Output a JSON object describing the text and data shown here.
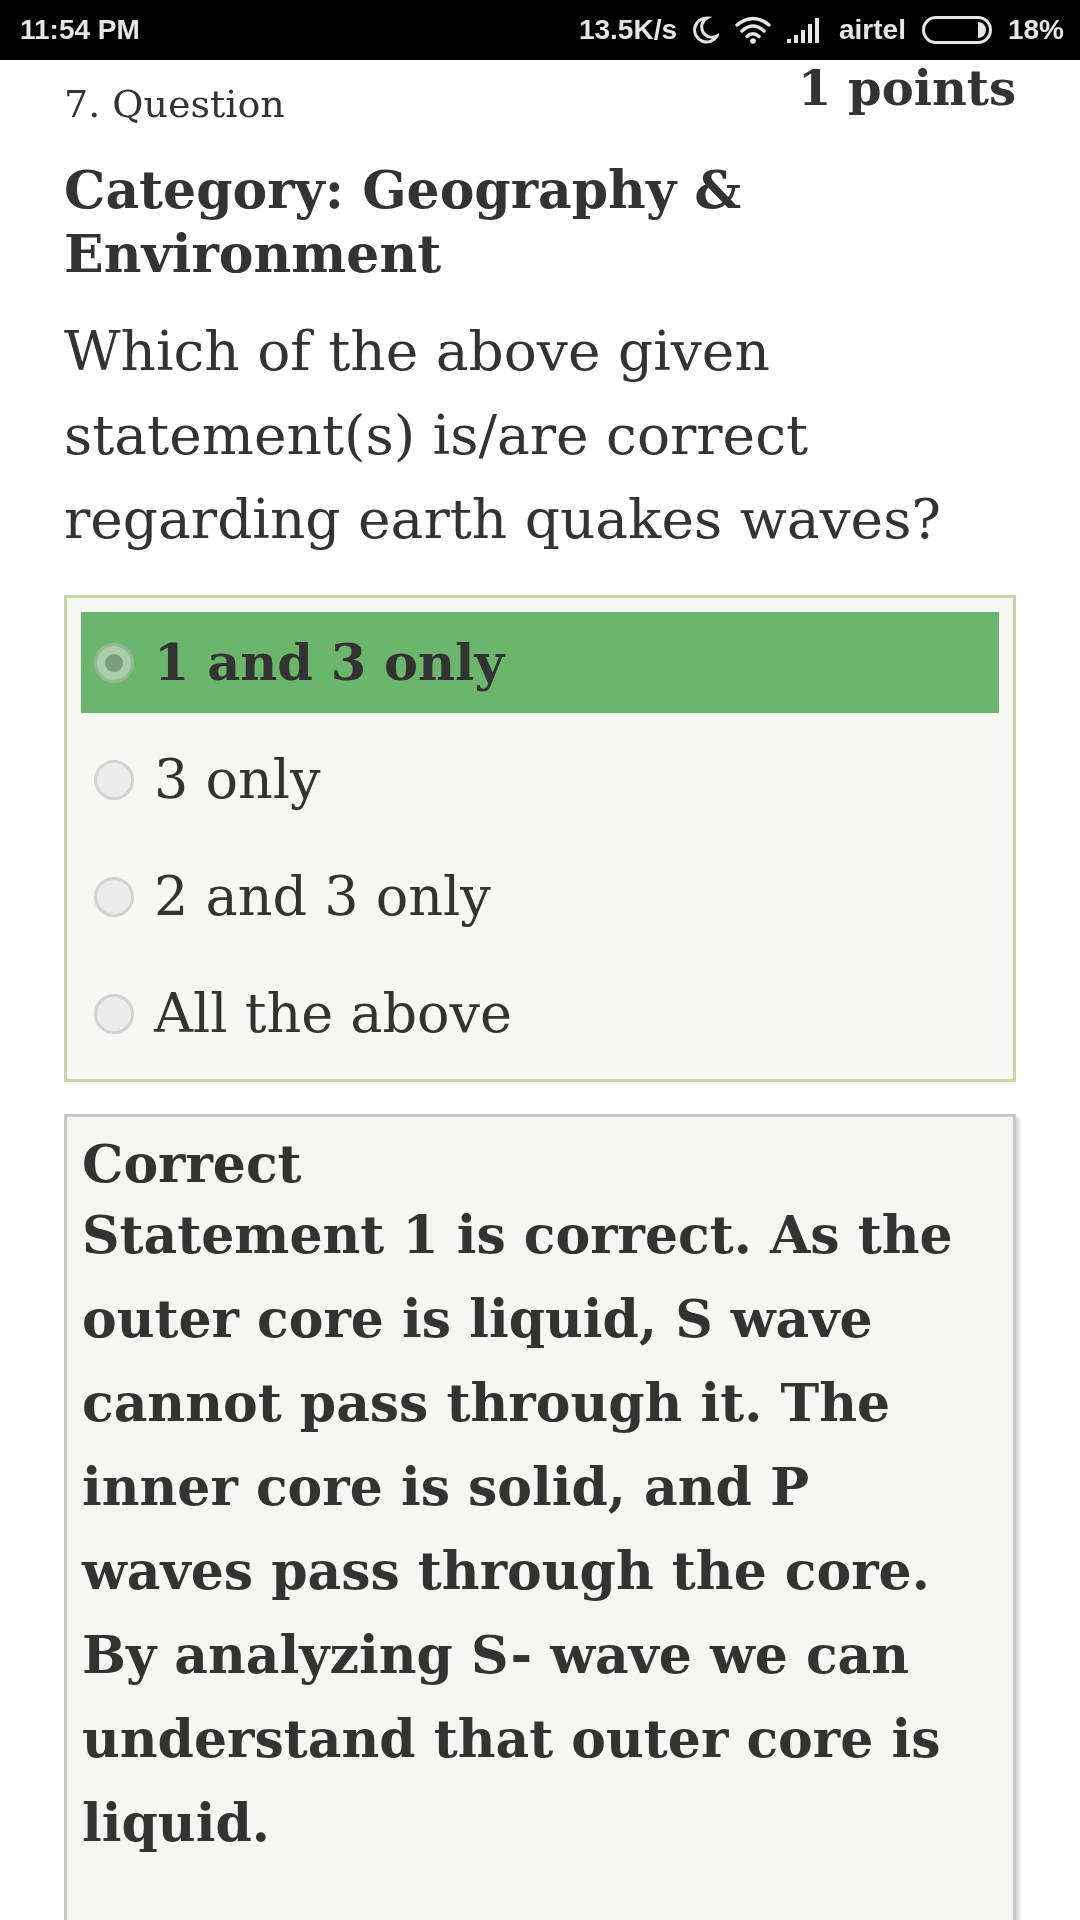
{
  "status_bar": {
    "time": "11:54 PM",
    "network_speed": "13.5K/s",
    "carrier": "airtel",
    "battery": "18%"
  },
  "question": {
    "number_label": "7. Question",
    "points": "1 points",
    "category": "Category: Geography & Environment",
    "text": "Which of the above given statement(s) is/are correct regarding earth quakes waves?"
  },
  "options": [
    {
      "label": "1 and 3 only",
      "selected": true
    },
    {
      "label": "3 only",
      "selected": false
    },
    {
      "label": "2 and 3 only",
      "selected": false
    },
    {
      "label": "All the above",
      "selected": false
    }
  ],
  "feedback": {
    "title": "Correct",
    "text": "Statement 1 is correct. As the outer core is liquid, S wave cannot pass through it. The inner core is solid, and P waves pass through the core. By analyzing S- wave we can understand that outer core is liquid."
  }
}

#### What is expected
Without including any pictures, please restate all the records exactly.

#### Response
Output a JSON object describing the text and data shown here.
{
  "status_bar": {
    "time": "11:54 PM",
    "network_speed": "13.5K/s",
    "carrier": "airtel",
    "battery": "18%"
  },
  "question": {
    "number_label": "7. Question",
    "points": "1 points",
    "category": "Category: Geography & Environment",
    "text": "Which of the above given statement(s) is/are correct regarding earth quakes waves?"
  },
  "options": [
    {
      "label": "1 and 3 only",
      "selected": true
    },
    {
      "label": "3 only",
      "selected": false
    },
    {
      "label": "2 and 3 only",
      "selected": false
    },
    {
      "label": "All the above",
      "selected": false
    }
  ],
  "feedback": {
    "title": "Correct",
    "text": "Statement 1 is correct. As the outer core is liquid, S wave cannot pass through it. The inner core is solid, and P waves pass through the core. By analyzing S- wave we can understand that outer core is liquid."
  }
}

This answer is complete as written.